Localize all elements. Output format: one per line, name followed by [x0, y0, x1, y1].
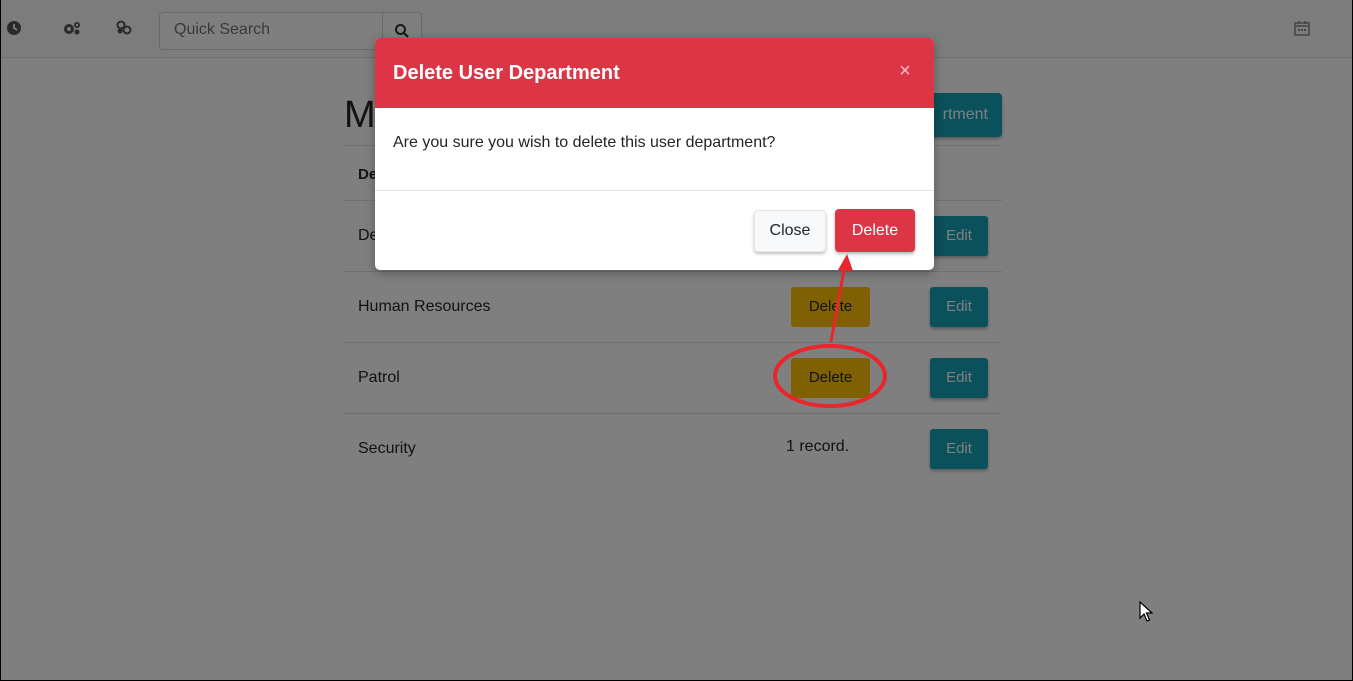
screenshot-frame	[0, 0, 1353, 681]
#####
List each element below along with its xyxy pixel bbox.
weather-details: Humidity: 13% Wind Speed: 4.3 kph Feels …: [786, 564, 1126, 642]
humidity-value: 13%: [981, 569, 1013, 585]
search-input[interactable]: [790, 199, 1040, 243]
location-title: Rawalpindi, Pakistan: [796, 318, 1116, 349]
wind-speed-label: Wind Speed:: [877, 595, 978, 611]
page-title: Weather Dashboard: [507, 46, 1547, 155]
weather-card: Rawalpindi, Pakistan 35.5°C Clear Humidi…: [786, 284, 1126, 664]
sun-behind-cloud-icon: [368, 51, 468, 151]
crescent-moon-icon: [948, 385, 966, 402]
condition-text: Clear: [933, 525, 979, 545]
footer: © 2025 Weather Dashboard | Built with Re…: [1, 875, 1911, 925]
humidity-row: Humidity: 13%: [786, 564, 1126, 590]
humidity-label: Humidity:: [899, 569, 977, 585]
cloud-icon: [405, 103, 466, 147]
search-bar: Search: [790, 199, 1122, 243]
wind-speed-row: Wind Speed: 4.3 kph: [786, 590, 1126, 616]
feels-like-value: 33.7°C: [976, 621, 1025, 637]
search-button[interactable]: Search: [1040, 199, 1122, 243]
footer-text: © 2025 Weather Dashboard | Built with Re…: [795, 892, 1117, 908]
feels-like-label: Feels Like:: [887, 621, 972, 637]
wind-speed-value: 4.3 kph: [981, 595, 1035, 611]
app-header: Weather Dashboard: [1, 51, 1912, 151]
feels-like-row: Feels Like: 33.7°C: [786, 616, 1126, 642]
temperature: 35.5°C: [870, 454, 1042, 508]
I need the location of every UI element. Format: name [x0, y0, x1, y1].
#####
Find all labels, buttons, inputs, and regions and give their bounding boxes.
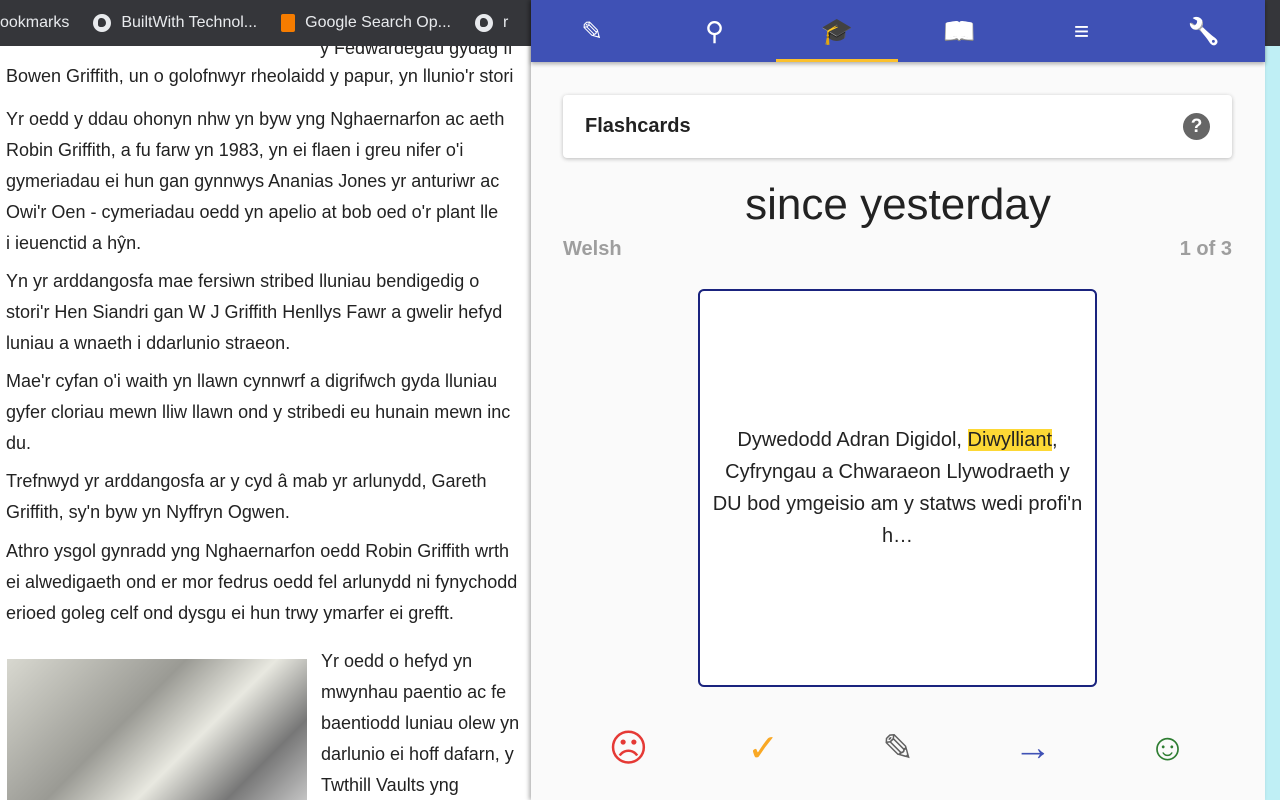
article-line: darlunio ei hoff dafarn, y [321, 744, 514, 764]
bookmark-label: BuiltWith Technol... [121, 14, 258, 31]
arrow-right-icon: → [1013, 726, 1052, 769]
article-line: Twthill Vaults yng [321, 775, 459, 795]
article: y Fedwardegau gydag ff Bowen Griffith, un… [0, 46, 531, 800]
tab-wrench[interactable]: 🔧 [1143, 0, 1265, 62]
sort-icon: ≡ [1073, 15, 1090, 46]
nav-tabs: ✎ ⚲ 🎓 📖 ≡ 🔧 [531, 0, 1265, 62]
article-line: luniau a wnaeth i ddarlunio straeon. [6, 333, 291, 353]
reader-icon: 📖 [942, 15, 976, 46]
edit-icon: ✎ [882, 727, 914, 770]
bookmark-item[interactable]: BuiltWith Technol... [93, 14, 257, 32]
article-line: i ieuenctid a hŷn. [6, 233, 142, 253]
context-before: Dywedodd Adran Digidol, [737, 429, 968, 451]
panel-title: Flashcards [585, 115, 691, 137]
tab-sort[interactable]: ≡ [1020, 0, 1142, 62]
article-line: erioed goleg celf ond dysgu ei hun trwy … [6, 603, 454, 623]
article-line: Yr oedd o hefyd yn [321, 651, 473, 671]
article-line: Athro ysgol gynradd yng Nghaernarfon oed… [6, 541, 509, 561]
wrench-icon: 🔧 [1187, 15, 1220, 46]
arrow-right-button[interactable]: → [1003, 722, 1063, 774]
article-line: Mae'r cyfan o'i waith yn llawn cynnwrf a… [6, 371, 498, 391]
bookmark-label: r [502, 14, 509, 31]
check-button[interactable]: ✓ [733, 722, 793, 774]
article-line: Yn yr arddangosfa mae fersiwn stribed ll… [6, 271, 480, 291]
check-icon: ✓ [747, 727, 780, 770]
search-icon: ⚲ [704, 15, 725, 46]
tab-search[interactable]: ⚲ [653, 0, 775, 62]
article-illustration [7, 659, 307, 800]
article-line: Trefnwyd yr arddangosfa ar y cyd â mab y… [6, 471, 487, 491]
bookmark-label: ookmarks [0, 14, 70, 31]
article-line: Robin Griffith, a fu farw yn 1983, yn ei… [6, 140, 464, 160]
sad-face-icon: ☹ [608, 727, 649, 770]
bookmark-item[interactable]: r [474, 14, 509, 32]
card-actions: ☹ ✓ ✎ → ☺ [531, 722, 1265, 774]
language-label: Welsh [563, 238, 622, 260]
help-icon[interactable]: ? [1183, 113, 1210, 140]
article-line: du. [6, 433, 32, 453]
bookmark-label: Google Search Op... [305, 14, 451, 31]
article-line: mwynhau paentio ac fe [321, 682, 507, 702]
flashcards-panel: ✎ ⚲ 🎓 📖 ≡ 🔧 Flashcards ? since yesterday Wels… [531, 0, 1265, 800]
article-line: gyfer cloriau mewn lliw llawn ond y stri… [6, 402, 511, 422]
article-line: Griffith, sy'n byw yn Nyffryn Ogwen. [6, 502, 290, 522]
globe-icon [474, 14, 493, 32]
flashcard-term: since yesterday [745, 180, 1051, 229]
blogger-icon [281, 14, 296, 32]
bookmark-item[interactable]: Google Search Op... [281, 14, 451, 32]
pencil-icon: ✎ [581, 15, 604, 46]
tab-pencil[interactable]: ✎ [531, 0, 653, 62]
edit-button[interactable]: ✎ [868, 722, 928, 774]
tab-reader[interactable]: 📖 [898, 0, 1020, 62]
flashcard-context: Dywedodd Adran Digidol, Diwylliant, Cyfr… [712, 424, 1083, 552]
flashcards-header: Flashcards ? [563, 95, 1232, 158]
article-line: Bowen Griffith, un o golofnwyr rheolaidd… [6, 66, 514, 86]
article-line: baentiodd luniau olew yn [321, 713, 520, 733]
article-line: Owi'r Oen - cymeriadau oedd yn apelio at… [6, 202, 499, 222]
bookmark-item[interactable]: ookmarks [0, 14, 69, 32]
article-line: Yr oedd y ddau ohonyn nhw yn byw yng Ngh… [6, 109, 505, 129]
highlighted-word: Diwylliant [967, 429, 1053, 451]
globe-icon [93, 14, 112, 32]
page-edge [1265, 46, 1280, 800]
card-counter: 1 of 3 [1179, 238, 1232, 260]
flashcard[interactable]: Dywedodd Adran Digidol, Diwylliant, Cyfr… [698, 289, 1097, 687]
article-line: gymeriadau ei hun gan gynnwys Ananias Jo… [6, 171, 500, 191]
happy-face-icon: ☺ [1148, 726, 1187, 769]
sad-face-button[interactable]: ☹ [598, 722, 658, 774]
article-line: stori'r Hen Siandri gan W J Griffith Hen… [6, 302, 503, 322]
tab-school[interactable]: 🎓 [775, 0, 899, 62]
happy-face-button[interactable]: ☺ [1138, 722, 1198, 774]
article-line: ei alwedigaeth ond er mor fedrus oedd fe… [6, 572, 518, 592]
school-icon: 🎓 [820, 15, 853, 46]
#####
Set problem: Please revise the material starting with the line with "Localize all elements." and going on through the line with "0, 1353, 681]", putting "Answer format" in place of "Output format" and changing nothing else. Give only those lines, and leave the pictures out.

Finished task:
Localize all elements. Answer format: one per line, name followed by [x0, y0, x1, y1].
screenshot-frame	[0, 0, 1353, 681]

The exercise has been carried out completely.